Excerpted records.
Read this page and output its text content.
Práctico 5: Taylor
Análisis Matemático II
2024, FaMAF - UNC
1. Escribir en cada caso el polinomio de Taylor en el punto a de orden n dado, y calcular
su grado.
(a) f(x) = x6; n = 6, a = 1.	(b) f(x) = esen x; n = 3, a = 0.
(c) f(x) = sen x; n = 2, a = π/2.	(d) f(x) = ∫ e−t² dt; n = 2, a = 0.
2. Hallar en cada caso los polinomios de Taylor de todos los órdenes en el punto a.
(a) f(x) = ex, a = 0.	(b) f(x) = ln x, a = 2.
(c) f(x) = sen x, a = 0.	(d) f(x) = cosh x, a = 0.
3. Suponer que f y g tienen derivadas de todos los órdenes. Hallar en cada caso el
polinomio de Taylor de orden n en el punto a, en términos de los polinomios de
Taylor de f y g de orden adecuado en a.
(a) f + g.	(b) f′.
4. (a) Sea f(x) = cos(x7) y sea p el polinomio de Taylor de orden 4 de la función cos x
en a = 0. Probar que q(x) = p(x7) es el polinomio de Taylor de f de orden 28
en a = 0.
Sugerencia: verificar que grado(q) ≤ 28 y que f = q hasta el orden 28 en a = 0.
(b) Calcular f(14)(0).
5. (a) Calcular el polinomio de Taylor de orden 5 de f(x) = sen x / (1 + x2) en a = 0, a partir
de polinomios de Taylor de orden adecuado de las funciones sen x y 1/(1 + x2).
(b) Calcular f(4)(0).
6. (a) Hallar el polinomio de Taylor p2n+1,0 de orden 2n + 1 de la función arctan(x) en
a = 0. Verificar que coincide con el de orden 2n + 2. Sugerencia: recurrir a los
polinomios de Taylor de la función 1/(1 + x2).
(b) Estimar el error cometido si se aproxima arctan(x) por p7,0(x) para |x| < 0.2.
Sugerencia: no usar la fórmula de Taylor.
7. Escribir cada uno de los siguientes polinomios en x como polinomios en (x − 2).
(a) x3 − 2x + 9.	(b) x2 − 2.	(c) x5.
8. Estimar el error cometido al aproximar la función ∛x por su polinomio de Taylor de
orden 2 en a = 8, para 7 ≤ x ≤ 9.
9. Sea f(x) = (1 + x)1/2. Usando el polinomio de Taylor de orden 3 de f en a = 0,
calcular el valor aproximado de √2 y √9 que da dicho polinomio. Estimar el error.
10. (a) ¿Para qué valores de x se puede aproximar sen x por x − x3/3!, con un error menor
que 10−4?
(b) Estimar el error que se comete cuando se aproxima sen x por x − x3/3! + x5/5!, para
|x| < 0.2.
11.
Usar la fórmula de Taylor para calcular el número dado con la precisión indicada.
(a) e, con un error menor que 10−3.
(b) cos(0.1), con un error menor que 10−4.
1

Problem details. Every line in the data above that contains "arctan" needs to be copied.

Answer to this problem.
6. (a) Hallar el polinomio de Taylor p2n+1,0 de orden 2n + 1 de la función arctan(x) en
(b) Estimar el error cometido si se aproxima arctan(x) por p7,0(x) para |x| < 0.2.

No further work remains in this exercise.